* begin Data extract *

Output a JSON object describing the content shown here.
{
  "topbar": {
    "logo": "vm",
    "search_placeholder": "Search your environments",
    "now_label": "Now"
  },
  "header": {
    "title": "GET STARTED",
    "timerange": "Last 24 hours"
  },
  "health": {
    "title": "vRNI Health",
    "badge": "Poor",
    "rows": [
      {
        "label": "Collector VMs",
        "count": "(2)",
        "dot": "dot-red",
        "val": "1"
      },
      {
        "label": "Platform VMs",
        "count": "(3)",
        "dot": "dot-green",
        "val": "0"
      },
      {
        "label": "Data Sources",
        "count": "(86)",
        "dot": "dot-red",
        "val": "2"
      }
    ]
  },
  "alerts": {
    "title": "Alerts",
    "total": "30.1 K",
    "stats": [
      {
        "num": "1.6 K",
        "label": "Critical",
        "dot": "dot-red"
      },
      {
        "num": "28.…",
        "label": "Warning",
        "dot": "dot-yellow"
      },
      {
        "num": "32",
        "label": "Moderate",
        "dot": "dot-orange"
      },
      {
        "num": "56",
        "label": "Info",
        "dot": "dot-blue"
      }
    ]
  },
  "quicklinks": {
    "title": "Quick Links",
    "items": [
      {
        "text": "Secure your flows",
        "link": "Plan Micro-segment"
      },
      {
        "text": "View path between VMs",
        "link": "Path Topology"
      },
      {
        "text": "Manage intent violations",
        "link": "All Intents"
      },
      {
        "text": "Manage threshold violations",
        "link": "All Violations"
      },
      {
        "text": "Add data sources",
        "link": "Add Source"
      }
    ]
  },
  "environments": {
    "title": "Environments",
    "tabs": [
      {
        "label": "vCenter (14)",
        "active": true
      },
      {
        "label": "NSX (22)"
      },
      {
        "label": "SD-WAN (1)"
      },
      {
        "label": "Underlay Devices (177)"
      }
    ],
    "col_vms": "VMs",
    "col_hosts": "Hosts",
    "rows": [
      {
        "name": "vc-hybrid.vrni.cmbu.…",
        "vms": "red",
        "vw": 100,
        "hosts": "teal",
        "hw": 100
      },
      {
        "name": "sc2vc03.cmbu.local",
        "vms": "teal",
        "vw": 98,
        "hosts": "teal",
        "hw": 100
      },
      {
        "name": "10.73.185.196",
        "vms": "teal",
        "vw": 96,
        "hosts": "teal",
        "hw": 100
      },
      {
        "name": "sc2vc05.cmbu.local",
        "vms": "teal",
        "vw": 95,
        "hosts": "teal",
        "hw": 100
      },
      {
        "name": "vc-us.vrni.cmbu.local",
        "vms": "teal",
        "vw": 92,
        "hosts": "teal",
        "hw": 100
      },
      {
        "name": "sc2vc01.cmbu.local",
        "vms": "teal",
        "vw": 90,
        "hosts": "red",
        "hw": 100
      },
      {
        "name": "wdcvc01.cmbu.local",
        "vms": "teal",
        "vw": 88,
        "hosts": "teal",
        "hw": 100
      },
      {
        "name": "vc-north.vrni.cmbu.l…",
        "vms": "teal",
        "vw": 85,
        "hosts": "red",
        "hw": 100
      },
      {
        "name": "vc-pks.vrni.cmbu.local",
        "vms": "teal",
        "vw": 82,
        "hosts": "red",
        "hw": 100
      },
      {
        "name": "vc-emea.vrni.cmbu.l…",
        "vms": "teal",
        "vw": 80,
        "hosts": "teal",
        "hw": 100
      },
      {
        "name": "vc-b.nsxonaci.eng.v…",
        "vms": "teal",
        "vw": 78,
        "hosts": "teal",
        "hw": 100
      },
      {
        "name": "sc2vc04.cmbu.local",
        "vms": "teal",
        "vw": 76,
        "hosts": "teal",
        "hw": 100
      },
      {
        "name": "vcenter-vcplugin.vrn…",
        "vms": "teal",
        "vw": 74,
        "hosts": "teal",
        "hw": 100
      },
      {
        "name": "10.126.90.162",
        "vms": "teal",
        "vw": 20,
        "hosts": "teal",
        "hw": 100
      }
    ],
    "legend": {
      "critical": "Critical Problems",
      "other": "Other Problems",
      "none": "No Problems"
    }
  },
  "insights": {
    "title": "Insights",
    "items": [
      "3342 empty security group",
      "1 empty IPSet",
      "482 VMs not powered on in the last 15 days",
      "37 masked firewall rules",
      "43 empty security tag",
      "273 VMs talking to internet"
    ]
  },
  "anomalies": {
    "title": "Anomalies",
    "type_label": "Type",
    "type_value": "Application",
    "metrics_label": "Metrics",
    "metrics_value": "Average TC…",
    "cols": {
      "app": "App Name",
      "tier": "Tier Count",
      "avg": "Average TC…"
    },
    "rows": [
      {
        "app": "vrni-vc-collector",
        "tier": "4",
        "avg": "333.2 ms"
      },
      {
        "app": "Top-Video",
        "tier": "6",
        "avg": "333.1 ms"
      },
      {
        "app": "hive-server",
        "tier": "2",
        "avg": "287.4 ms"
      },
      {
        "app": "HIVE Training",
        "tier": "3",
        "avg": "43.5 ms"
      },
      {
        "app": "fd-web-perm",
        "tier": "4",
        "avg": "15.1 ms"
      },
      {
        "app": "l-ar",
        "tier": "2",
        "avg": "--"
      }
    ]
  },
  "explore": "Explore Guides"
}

* end Data extract *

§ **Brief**: Among the lines of the material above, how many include the string "tier"? Report only that number.

§ **Solution for this task**: 7